DO THIS: Quote the full listing word for word.

* Start SOURCE RECORDS *

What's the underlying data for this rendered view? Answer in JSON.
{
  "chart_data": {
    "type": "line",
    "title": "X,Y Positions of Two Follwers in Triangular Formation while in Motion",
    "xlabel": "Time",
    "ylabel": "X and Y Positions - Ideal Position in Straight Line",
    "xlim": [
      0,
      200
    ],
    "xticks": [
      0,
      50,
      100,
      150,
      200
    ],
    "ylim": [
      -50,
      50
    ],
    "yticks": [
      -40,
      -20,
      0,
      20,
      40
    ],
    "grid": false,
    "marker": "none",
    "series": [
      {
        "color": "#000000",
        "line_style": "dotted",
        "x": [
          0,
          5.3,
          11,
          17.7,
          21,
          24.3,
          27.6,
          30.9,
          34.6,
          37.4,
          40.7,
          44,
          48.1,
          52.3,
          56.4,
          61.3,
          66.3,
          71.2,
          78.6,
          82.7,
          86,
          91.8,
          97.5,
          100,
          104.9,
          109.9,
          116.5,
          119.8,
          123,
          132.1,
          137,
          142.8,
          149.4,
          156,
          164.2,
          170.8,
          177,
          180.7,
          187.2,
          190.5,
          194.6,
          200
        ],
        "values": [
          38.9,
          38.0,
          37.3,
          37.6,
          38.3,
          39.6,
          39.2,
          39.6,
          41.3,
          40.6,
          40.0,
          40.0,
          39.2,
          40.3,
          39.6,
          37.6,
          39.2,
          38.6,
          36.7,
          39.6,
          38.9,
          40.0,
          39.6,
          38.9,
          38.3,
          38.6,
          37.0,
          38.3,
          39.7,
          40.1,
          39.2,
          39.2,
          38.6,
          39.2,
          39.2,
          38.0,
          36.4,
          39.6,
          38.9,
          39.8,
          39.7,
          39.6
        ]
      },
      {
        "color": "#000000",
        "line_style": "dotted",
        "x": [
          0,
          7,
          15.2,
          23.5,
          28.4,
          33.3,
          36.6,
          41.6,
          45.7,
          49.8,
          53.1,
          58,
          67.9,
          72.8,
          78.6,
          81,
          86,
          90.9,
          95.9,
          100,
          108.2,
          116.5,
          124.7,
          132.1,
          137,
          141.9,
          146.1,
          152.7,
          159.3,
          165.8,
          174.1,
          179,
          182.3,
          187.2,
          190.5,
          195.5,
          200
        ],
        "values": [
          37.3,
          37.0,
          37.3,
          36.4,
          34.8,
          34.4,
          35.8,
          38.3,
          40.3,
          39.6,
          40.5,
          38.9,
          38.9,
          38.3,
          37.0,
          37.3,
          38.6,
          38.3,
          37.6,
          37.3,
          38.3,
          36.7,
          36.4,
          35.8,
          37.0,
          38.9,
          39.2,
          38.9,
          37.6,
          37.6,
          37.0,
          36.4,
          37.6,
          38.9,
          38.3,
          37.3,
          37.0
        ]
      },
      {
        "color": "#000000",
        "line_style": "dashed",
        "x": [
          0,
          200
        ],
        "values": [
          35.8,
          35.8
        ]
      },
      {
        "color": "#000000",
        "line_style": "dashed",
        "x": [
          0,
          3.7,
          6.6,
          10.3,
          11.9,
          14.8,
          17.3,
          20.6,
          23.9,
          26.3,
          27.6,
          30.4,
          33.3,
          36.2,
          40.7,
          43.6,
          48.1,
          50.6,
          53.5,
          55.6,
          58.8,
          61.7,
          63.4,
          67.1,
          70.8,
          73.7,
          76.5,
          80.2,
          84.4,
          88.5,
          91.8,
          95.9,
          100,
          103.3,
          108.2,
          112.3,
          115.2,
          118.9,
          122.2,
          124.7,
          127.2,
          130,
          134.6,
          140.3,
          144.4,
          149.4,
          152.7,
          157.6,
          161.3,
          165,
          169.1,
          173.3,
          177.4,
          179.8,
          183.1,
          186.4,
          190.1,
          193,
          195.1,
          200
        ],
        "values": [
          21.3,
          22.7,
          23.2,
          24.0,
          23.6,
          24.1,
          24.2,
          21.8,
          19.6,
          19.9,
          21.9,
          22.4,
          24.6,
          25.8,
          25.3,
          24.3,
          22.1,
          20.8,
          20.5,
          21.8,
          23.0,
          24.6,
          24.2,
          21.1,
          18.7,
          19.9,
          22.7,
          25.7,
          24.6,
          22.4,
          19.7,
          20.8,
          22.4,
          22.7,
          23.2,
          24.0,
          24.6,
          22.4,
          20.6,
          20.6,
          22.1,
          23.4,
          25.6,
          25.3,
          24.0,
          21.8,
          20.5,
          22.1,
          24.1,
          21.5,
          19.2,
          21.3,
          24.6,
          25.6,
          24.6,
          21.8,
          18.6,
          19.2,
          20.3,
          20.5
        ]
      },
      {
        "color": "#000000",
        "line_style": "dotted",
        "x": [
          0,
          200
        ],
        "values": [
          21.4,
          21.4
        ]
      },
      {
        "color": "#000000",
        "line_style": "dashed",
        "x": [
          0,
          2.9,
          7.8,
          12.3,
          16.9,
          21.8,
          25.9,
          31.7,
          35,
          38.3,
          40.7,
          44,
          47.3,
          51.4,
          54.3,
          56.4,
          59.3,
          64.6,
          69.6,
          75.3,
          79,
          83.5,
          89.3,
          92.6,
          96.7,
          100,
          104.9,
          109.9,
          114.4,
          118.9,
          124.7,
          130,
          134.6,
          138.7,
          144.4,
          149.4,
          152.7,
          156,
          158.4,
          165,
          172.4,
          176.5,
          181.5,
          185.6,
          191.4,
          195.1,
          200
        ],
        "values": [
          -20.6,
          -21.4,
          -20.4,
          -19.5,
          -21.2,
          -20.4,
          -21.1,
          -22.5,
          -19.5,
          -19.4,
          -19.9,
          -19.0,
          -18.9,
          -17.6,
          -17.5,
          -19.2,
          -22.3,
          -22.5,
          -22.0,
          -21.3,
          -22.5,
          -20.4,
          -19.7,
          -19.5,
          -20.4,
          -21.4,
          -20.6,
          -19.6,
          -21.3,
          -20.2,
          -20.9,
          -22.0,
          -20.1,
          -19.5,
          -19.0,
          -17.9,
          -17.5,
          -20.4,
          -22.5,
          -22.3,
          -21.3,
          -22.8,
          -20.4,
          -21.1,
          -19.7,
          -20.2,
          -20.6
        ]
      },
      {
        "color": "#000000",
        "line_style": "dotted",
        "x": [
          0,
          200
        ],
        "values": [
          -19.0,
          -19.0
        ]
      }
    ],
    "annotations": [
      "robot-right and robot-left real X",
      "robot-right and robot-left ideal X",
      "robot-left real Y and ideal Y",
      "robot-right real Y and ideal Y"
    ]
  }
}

* End SOURCE RECORDS *

RESULT:
What's the underlying data for this rendered view? Answer in JSON.
{
  "chart_data": {
    "type": "line",
    "title": "X,Y Positions of Two Follwers in Triangular Formation while in Motion",
    "xlabel": "Time",
    "ylabel": "X and Y Positions - Ideal Position in Straight Line",
    "xlim": [
      0,
      200
    ],
    "xticks": [
      0,
      50,
      100,
      150,
      200
    ],
    "ylim": [
      -50,
      50
    ],
    "yticks": [
      -40,
      -20,
      0,
      20,
      40
    ],
    "grid": false,
    "marker": "none",
    "series": [
      {
        "color": "#000000",
        "line_style": "dotted",
        "x": [
          0,
          5.3,
          11,
          17.7,
          21,
          24.3,
          27.6,
          30.9,
          34.6,
          37.4,
          40.7,
          44,
          48.1,
          52.3,
          56.4,
          61.3,
          66.3,
          71.2,
          78.6,
          82.7,
          86,
          91.8,
          97.5,
          100,
          104.9,
          109.9,
          116.5,
          119.8,
          123,
          132.1,
          137,
          142.8,
          149.4,
          156,
          164.2,
          170.8,
          177,
          180.7,
          187.2,
          190.5,
          194.6,
          200
        ],
        "values": [
          38.9,
          38.0,
          37.3,
          37.6,
          38.3,
          39.6,
          39.2,
          39.6,
          41.3,
          40.6,
          40.0,
          40.0,
          39.2,
          40.3,
          39.6,
          37.6,
          39.2,
          38.6,
          36.7,
          39.6,
          38.9,
          40.0,
          39.6,
          38.9,
          38.3,
          38.6,
          37.0,
          38.3,
          39.7,
          40.1,
          39.2,
          39.2,
          38.6,
          39.2,
          39.2,
          38.0,
          36.4,
          39.6,
          38.9,
          39.8,
          39.7,
          39.6
        ]
      },
      {
        "color": "#000000",
        "line_style": "dotted",
        "x": [
          0,
          7,
          15.2,
          23.5,
          28.4,
          33.3,
          36.6,
          41.6,
          45.7,
          49.8,
          53.1,
          58,
          67.9,
          72.8,
          78.6,
          81,
          86,
          90.9,
          95.9,
          100,
          108.2,
          116.5,
          124.7,
          132.1,
          137,
          141.9,
          146.1,
          152.7,
          159.3,
          165.8,
          174.1,
          179,
          182.3,
          187.2,
          190.5,
          195.5,
          200
        ],
        "values": [
          37.3,
          37.0,
          37.3,
          36.4,
          34.8,
          34.4,
          35.8,
          38.3,
          40.3,
          39.6,
          40.5,
          38.9,
          38.9,
          38.3,
          37.0,
          37.3,
          38.6,
          38.3,
          37.6,
          37.3,
          38.3,
          36.7,
          36.4,
          35.8,
          37.0,
          38.9,
          39.2,
          38.9,
          37.6,
          37.6,
          37.0,
          36.4,
          37.6,
          38.9,
          38.3,
          37.3,
          37.0
        ]
      },
      {
        "color": "#000000",
        "line_style": "dashed",
        "x": [
          0,
          200
        ],
        "values": [
          35.8,
          35.8
        ]
      },
      {
        "color": "#000000",
        "line_style": "dashed",
        "x": [
          0,
          3.7,
          6.6,
          10.3,
          11.9,
          14.8,
          17.3,
          20.6,
          23.9,
          26.3,
          27.6,
          30.4,
          33.3,
          36.2,
          40.7,
          43.6,
          48.1,
          50.6,
          53.5,
          55.6,
          58.8,
          61.7,
          63.4,
          67.1,
          70.8,
          73.7,
          76.5,
          80.2,
          84.4,
          88.5,
          91.8,
          95.9,
          100,
          103.3,
          108.2,
          112.3,
          115.2,
          118.9,
          122.2,
          124.7,
          127.2,
          130,
          134.6,
          140.3,
          144.4,
          149.4,
          152.7,
          157.6,
          161.3,
          165,
          169.1,
          173.3,
          177.4,
          179.8,
          183.1,
          186.4,
          190.1,
          193,
          195.1,
          200
        ],
        "values": [
          21.3,
          22.7,
          23.2,
          24.0,
          23.6,
          24.1,
          24.2,
          21.8,
          19.6,
          19.9,
          21.9,
          22.4,
          24.6,
          25.8,
          25.3,
          24.3,
          22.1,
          20.8,
          20.5,
          21.8,
          23.0,
          24.6,
          24.2,
          21.1,
          18.7,
          19.9,
          22.7,
          25.7,
          24.6,
          22.4,
          19.7,
          20.8,
          22.4,
          22.7,
          23.2,
          24.0,
          24.6,
          22.4,
          20.6,
          20.6,
          22.1,
          23.4,
          25.6,
          25.3,
          24.0,
          21.8,
          20.5,
          22.1,
          24.1,
          21.5,
          19.2,
          21.3,
          24.6,
          25.6,
          24.6,
          21.8,
          18.6,
          19.2,
          20.3,
          20.5
        ]
      },
      {
        "color": "#000000",
        "line_style": "dotted",
        "x": [
          0,
          200
        ],
        "values": [
          21.4,
          21.4
        ]
      },
      {
        "color": "#000000",
        "line_style": "dashed",
        "x": [
          0,
          2.9,
          7.8,
          12.3,
          16.9,
          21.8,
          25.9,
          31.7,
          35,
          38.3,
          40.7,
          44,
          47.3,
          51.4,
          54.3,
          56.4,
          59.3,
          64.6,
          69.6,
          75.3,
          79,
          83.5,
          89.3,
          92.6,
          96.7,
          100,
          104.9,
          109.9,
          114.4,
          118.9,
          124.7,
          130,
          134.6,
          138.7,
          144.4,
          149.4,
          152.7,
          156,
          158.4,
          165,
          172.4,
          176.5,
          181.5,
          185.6,
          191.4,
          195.1,
          200
        ],
        "values": [
          -20.6,
          -21.4,
          -20.4,
          -19.5,
          -21.2,
          -20.4,
          -21.1,
          -22.5,
          -19.5,
          -19.4,
          -19.9,
          -19.0,
          -18.9,
          -17.6,
          -17.5,
          -19.2,
          -22.3,
          -22.5,
          -22.0,
          -21.3,
          -22.5,
          -20.4,
          -19.7,
          -19.5,
          -20.4,
          -21.4,
          -20.6,
          -19.6,
          -21.3,
          -20.2,
          -20.9,
          -22.0,
          -20.1,
          -19.5,
          -19.0,
          -17.9,
          -17.5,
          -20.4,
          -22.5,
          -22.3,
          -21.3,
          -22.8,
          -20.4,
          -21.1,
          -19.7,
          -20.2,
          -20.6
        ]
      },
      {
        "color": "#000000",
        "line_style": "dotted",
        "x": [
          0,
          200
        ],
        "values": [
          -19.0,
          -19.0
        ]
      }
    ],
    "annotations": [
      "robot-right and robot-left real X",
      "robot-right and robot-left ideal X",
      "robot-left real Y and ideal Y",
      "robot-right real Y and ideal Y"
    ]
  }
}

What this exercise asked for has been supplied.